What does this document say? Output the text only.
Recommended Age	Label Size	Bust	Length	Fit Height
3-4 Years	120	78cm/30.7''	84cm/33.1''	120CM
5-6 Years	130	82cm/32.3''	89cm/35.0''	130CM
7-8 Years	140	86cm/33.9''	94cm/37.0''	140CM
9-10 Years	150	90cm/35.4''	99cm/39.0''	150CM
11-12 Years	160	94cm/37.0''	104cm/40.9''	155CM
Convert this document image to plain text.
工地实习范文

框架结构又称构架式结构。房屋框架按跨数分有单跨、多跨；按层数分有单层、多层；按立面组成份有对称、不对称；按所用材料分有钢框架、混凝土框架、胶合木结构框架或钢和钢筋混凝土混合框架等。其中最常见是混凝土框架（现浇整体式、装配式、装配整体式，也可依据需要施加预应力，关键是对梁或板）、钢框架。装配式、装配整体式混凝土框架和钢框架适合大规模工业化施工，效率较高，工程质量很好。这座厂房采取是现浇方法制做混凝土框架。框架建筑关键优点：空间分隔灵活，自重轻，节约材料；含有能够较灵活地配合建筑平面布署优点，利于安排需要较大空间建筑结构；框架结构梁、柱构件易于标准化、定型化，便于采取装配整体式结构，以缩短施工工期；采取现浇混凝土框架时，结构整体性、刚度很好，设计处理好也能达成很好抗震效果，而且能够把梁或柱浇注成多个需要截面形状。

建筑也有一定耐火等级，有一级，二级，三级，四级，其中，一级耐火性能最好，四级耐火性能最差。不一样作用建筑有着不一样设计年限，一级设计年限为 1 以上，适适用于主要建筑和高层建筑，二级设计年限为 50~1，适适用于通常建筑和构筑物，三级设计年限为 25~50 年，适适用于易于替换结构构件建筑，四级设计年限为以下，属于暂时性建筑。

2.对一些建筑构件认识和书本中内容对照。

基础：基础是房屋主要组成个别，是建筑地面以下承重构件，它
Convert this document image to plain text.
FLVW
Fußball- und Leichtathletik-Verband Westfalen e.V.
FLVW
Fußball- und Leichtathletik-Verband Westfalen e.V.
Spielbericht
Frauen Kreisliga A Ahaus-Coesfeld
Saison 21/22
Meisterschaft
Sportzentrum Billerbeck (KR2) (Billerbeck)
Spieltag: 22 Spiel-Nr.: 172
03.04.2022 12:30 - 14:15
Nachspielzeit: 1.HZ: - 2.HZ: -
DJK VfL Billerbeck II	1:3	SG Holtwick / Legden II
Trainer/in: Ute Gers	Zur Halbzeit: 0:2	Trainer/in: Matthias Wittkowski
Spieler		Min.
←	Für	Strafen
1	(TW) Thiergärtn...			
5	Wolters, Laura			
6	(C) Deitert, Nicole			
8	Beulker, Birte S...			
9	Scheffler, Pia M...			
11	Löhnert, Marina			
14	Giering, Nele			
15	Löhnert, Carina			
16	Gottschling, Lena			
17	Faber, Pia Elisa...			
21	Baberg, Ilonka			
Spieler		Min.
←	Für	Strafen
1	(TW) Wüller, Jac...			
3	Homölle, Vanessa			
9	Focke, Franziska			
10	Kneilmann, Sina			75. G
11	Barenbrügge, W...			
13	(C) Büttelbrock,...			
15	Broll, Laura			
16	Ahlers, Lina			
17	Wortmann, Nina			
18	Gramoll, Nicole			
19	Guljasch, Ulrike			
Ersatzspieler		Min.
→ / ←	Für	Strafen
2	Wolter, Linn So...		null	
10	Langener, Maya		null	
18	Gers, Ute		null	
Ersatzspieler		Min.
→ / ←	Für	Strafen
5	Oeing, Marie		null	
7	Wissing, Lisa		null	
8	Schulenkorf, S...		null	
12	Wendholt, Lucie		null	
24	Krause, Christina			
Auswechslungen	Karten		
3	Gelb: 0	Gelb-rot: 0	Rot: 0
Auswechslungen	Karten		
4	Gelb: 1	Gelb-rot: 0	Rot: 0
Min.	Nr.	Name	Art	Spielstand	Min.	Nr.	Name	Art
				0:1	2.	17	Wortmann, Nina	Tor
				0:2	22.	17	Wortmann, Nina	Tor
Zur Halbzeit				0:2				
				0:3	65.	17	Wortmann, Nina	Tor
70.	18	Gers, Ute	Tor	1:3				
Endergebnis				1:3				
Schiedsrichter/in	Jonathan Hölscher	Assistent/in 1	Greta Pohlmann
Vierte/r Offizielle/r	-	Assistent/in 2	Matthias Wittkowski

• _TASK DETAILS_: Which lines hold the word "Löhnert"? Copy each of them from the records.

• _OUTPUT OF THE EXERCISE_:
11	Löhnert, Marina			
15	Löhnert, Carina			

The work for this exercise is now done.